#### Do this:
Review the lines that follow and copy each one that contains the word "they".

[BEGIN Dataset]

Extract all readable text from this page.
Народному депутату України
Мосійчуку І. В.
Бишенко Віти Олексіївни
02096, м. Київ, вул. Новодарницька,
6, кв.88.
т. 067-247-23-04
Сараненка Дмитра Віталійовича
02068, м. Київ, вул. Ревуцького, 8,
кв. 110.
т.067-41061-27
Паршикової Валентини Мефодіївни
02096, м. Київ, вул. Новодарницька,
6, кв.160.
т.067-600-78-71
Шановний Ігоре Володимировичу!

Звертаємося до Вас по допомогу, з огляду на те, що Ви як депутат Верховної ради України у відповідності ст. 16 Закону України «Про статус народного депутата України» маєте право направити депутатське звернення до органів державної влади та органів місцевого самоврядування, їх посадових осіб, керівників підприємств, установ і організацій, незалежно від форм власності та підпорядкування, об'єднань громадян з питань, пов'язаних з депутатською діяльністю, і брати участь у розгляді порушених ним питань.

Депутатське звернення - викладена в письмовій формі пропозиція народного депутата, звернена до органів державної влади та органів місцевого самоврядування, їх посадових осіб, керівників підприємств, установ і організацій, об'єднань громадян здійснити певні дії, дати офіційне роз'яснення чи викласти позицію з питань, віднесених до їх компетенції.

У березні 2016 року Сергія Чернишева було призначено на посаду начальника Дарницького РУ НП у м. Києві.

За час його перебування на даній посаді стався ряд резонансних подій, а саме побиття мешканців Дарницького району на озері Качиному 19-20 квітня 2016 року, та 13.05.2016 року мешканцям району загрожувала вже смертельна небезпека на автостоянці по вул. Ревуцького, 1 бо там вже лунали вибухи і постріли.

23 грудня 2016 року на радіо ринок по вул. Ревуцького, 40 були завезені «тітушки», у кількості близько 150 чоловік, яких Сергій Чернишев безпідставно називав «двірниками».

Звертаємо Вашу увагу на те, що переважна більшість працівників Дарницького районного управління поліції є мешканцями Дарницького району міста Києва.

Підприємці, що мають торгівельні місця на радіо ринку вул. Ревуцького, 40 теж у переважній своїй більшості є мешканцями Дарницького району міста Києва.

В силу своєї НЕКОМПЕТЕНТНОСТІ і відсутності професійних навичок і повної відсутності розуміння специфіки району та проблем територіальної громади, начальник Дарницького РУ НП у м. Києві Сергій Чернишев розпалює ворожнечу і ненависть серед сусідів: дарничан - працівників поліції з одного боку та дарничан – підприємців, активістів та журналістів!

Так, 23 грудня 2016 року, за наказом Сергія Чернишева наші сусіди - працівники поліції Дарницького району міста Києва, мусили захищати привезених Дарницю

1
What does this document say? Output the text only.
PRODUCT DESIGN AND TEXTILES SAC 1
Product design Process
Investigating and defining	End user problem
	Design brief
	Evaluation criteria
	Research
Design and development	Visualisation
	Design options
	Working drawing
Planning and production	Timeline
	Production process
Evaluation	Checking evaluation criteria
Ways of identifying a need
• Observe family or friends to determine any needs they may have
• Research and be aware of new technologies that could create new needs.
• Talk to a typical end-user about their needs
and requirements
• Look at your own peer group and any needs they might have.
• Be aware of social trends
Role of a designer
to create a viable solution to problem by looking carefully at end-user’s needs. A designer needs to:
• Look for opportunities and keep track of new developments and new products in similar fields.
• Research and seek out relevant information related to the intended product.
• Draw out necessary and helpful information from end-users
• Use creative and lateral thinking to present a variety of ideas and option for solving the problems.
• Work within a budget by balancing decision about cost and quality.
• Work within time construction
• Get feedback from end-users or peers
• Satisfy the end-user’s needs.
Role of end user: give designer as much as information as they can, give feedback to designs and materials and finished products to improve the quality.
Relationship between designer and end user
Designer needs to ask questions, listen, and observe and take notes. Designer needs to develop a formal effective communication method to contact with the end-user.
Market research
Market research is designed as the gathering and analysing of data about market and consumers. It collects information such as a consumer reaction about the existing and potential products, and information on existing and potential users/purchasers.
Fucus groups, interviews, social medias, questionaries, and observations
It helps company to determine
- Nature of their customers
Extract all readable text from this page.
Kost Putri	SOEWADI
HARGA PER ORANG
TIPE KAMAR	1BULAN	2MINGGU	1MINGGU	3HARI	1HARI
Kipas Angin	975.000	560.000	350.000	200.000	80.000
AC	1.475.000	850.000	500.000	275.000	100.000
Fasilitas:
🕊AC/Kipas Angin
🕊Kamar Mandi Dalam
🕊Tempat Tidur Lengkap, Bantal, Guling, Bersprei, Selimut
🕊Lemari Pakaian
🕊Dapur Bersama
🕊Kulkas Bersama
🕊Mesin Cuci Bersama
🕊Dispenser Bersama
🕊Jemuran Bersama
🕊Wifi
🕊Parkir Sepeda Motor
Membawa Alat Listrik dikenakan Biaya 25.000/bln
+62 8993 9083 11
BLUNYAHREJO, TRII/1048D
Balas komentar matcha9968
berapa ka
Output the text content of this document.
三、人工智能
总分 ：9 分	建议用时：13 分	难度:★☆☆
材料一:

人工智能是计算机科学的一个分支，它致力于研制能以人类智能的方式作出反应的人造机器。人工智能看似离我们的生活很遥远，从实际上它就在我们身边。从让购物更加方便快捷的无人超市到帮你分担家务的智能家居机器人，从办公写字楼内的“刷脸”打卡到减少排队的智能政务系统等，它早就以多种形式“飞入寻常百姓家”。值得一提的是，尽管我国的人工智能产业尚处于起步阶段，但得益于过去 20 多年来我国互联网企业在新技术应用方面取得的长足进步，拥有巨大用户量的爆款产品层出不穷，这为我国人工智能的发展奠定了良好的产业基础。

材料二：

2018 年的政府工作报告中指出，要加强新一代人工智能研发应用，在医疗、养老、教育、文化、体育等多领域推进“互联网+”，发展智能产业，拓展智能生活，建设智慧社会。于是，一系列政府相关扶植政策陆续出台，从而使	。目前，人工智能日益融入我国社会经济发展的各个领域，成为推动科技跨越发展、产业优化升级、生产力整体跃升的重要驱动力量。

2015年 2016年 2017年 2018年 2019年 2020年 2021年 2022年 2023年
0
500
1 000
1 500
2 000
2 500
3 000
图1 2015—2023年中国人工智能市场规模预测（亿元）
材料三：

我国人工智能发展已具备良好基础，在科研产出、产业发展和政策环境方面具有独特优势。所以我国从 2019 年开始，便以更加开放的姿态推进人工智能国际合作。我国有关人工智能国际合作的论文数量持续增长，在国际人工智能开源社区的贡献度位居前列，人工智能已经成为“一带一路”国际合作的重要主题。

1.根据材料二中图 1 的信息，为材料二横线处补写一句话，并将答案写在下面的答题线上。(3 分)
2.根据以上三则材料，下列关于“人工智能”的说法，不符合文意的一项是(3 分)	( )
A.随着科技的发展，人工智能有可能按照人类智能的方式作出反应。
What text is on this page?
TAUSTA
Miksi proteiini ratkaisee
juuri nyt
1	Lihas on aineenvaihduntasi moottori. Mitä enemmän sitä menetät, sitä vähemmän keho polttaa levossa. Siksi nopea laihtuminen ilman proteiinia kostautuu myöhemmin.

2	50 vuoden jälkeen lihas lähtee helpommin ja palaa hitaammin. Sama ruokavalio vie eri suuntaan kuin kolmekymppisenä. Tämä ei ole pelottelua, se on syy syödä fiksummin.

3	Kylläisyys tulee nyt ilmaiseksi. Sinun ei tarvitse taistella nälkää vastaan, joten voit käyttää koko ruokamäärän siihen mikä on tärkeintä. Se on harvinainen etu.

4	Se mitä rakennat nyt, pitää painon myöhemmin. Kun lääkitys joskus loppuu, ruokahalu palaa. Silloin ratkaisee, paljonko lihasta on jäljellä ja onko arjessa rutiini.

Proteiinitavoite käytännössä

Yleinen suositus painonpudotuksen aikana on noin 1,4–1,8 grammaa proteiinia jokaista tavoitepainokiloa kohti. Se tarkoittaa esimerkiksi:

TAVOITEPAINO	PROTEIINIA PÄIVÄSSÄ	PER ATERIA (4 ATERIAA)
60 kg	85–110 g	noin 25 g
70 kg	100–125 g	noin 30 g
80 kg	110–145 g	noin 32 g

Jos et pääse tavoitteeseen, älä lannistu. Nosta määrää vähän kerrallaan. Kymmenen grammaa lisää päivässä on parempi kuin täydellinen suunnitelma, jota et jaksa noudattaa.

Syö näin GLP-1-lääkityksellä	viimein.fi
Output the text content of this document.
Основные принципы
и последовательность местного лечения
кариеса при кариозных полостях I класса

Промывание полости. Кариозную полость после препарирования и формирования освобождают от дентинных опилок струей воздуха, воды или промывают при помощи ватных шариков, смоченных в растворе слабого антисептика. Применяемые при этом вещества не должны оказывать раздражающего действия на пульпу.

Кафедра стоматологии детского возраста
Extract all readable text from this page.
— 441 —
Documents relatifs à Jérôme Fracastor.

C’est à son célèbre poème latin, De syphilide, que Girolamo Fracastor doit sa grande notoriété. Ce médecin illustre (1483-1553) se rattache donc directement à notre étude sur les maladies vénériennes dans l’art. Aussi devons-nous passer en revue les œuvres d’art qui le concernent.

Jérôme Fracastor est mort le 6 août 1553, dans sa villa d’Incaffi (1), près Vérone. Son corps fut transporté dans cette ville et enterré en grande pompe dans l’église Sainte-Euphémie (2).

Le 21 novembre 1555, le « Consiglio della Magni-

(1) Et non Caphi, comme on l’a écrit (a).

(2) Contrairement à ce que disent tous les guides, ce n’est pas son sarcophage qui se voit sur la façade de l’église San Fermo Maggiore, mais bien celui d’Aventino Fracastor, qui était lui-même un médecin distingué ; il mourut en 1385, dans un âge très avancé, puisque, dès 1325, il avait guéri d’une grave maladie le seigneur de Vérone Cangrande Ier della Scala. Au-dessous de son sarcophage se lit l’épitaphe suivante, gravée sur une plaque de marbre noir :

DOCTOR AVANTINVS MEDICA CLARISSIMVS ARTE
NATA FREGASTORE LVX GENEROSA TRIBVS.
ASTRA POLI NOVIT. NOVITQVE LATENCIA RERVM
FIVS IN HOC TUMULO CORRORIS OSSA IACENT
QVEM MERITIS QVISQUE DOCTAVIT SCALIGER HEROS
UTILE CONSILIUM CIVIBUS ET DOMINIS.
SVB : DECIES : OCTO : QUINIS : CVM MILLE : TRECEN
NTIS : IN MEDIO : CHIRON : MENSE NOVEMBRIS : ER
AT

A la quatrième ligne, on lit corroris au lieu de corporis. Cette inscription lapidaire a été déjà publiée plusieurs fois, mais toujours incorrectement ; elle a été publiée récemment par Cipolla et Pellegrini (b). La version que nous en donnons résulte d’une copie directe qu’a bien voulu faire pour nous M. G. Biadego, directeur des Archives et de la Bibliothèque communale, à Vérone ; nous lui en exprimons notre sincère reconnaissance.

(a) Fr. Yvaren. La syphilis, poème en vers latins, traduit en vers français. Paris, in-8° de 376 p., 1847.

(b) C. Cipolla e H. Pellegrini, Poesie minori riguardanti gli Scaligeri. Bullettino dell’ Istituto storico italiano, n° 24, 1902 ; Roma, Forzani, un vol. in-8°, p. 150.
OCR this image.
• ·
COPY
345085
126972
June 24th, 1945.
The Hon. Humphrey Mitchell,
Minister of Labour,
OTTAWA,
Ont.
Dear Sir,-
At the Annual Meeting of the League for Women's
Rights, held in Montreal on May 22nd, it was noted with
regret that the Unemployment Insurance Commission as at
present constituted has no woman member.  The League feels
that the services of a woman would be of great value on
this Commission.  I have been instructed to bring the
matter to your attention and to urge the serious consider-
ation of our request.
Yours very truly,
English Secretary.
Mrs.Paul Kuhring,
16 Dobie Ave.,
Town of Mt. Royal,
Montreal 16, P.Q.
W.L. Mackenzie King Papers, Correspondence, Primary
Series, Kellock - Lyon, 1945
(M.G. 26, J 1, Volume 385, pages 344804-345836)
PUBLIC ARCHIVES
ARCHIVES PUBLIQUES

[END Dataset]

#### Expected answer:
• Observe family or friends to determine any needs they may have
• Look at your own peer group and any needs they might have.
Role of end user: give designer as much as information as they can, give feedback to designs and materials and finished products to improve the quality.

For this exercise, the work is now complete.